• **GOAL**
The records that follow need to be output exactly as they are.

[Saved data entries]
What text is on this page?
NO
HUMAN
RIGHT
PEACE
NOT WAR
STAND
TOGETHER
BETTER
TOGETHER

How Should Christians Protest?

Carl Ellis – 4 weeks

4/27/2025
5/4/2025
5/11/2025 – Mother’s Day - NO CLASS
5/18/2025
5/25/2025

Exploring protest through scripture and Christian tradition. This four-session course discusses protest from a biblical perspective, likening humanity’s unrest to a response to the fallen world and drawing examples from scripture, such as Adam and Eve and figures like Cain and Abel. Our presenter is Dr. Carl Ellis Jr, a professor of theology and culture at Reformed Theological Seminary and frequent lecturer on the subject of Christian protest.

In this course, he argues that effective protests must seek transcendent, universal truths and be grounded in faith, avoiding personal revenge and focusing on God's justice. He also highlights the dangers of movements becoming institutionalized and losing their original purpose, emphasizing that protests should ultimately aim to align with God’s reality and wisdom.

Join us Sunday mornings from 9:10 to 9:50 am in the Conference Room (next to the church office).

• **WORKED ANSWER**
What text is on this page?
NO
HUMAN
RIGHT
PEACE
NOT WAR
STAND
TOGETHER
BETTER
TOGETHER

How Should Christians Protest?

Carl Ellis – 4 weeks

4/27/2025
5/4/2025
5/11/2025 – Mother’s Day - NO CLASS
5/18/2025
5/25/2025

Exploring protest through scripture and Christian tradition. This four-session course discusses protest from a biblical perspective, likening humanity’s unrest to a response to the fallen world and drawing examples from scripture, such as Adam and Eve and figures like Cain and Abel. Our presenter is Dr. Carl Ellis Jr, a professor of theology and culture at Reformed Theological Seminary and frequent lecturer on the subject of Christian protest.

In this course, he argues that effective protests must seek transcendent, universal truths and be grounded in faith, avoiding personal revenge and focusing on God's justice. He also highlights the dangers of movements becoming institutionalized and losing their original purpose, emphasizing that protests should ultimately aim to align with God’s reality and wisdom.

Join us Sunday mornings from 9:10 to 9:50 am in the Conference Room (next to the church office).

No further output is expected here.